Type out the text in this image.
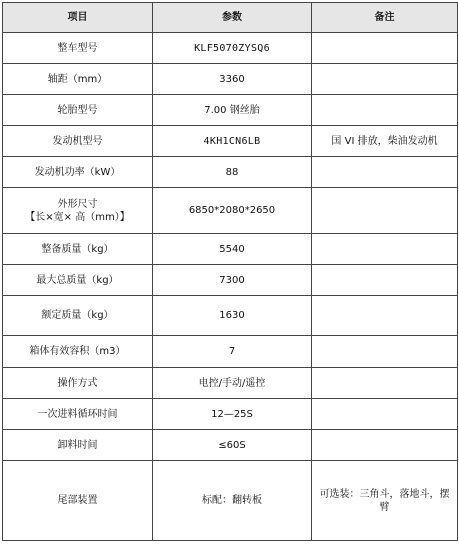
项目	参数	备注
整车型号	KLF5070ZYSQ6	
轴距（mm）	3360	
轮胎型号	7.00 钢丝胎	
发动机型号	4KH1CN6LB	国 VI 排放，柴油发动机
发动机功率（kW）	88	

外形尺寸
【长×宽× 高（mm）】	6850*2080*2650	
整备质量（kg）	5540	
最大总质量（kg）	7300	
额定质量（kg）	1630	
箱体有效容积（m3）	7	
操作方式	电控/手动/遥控	
一次进料循环时间	12—25S	
卸料时间	≤60S	
尾部装置	标配：翻转板	可选装：三角斗，落地斗，摆臂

• **Exercise**
Restate each of the entries above word for word and skip every image.

• **Answer to this problem**
Type out the text in this image.
项目	参数	备注
整车型号	KLF5070ZYSQ6	
轴距（mm）	3360	
轮胎型号	7.00 钢丝胎	
发动机型号	4KH1CN6LB	国 VI 排放，柴油发动机
发动机功率（kW）	88	

外形尺寸
【长×宽× 高（mm）】	6850*2080*2650	
整备质量（kg）	5540	
最大总质量（kg）	7300	
额定质量（kg）	1630	
箱体有效容积（m3）	7	
操作方式	电控/手动/遥控	
一次进料循环时间	12—25S	
卸料时间	≤60S	
尾部装置	标配：翻转板	可选装：三角斗，落地斗，摆臂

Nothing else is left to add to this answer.